> **DATASET EXTRACT**:
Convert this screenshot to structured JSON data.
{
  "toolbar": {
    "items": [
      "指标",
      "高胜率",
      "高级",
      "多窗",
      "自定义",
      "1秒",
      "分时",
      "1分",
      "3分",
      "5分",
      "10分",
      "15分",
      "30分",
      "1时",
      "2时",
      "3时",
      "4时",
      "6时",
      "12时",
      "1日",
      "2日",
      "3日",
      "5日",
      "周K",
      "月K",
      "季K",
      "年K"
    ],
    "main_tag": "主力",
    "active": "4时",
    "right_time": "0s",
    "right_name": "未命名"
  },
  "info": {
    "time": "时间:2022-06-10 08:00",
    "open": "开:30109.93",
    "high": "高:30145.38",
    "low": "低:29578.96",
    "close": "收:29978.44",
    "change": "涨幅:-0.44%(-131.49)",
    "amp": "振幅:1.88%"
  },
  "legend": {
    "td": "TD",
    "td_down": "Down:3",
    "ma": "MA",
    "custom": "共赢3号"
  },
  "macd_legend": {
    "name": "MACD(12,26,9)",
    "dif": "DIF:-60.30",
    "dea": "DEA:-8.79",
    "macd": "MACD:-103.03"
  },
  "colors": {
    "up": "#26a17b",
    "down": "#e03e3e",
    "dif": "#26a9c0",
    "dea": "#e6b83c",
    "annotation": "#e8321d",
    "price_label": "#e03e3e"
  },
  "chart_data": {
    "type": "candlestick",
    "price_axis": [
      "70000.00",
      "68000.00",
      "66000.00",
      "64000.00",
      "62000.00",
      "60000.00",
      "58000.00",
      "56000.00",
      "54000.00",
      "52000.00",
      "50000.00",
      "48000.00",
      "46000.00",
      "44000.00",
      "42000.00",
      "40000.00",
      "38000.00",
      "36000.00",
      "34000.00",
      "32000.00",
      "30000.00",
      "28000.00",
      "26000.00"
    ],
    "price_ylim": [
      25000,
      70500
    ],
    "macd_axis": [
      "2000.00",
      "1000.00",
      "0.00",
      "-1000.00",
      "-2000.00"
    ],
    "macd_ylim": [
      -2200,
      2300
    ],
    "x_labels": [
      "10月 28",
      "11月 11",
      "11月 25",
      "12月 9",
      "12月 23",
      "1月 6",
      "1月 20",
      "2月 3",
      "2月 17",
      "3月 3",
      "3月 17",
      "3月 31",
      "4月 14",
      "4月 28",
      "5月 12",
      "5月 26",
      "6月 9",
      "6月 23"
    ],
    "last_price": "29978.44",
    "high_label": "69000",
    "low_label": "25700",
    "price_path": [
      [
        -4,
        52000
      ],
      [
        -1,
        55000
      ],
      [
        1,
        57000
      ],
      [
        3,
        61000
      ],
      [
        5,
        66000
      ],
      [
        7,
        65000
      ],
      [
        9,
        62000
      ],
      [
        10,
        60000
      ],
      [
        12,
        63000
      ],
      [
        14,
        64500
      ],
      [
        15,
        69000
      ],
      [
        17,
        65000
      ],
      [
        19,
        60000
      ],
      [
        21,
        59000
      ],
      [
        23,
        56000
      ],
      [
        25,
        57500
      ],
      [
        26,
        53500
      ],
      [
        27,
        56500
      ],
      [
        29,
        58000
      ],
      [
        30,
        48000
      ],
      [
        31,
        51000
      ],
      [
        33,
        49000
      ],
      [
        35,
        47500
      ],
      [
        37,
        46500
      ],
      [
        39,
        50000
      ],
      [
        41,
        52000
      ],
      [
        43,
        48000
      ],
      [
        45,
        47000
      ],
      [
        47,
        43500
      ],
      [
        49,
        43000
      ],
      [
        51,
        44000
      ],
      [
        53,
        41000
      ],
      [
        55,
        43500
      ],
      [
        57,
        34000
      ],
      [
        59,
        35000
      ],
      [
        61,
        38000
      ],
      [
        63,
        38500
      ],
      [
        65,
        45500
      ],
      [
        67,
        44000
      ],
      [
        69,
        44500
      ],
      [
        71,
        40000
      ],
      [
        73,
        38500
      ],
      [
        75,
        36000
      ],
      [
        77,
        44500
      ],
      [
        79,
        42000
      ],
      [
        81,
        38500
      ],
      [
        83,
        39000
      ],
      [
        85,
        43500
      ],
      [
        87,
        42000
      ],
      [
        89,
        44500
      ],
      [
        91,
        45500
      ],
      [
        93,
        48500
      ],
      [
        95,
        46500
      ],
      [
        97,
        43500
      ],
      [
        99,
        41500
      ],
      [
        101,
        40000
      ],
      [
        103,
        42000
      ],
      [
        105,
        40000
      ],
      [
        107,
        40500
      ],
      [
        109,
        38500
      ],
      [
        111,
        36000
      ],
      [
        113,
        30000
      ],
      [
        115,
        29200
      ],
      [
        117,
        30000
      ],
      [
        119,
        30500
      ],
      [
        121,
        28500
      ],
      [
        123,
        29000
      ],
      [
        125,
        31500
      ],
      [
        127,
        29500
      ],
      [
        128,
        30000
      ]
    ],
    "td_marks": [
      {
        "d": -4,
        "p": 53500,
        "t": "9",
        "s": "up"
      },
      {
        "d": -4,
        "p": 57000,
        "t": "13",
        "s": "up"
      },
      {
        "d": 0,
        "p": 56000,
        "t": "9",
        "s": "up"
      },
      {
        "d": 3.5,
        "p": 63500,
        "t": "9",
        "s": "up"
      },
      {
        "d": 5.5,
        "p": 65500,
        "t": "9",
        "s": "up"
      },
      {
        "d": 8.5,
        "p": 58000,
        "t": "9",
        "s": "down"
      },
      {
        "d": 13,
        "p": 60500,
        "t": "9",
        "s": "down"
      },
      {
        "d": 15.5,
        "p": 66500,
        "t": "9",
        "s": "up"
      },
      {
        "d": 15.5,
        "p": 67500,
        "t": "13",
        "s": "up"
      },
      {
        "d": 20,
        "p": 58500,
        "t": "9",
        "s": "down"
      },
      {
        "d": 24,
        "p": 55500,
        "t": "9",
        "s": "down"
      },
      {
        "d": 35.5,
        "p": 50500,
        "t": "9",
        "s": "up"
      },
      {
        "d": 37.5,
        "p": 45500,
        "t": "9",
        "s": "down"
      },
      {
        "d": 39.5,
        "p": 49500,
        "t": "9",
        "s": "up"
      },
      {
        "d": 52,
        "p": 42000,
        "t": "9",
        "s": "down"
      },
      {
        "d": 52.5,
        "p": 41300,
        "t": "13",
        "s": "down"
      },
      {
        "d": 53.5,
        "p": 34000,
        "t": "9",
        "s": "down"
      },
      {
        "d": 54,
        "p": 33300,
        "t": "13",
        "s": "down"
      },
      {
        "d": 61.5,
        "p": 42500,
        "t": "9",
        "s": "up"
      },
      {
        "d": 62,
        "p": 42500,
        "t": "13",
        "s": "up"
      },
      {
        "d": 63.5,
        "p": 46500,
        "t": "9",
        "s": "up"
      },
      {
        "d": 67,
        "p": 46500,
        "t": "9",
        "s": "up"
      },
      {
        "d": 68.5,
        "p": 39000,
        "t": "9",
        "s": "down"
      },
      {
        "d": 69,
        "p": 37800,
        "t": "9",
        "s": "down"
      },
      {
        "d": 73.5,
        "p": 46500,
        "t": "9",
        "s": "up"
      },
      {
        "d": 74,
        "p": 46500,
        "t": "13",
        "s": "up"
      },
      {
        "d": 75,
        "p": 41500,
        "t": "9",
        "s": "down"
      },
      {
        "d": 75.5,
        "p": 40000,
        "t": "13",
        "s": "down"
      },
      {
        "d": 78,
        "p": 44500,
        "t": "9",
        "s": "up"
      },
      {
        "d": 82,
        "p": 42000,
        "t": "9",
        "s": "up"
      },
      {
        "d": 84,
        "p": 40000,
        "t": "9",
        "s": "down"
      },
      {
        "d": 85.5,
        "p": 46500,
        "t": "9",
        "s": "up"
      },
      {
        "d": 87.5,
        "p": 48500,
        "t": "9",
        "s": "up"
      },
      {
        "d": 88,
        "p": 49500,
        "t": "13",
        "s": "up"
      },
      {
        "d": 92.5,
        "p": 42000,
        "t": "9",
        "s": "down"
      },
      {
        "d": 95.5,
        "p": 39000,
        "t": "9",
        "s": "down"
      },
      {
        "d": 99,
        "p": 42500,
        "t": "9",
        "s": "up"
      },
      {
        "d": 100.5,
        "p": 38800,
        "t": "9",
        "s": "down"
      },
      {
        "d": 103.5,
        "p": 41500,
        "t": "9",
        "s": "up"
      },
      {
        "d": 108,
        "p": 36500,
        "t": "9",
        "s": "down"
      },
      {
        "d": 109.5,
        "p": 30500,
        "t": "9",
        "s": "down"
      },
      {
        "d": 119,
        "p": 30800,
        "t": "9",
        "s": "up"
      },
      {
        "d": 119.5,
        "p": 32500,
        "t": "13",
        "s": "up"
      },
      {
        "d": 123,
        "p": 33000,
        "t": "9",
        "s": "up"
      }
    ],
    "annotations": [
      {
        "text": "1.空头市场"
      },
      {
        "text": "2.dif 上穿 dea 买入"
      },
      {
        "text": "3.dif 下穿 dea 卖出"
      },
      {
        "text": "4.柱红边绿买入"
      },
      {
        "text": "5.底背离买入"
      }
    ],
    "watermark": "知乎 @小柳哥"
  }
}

> **GIVEN INSTRUCTION**:
From the records above, copy every line that holds the word "text".

> **SOLUTION FOR THIS EXERCISE**:
        "text": "1.空头市场"
        "text": "2.dif 上穿 dea 买入"
        "text": "3.dif 下穿 dea 卖出"
        "text": "4.柱红边绿买入"
        "text": "5.底背离买入"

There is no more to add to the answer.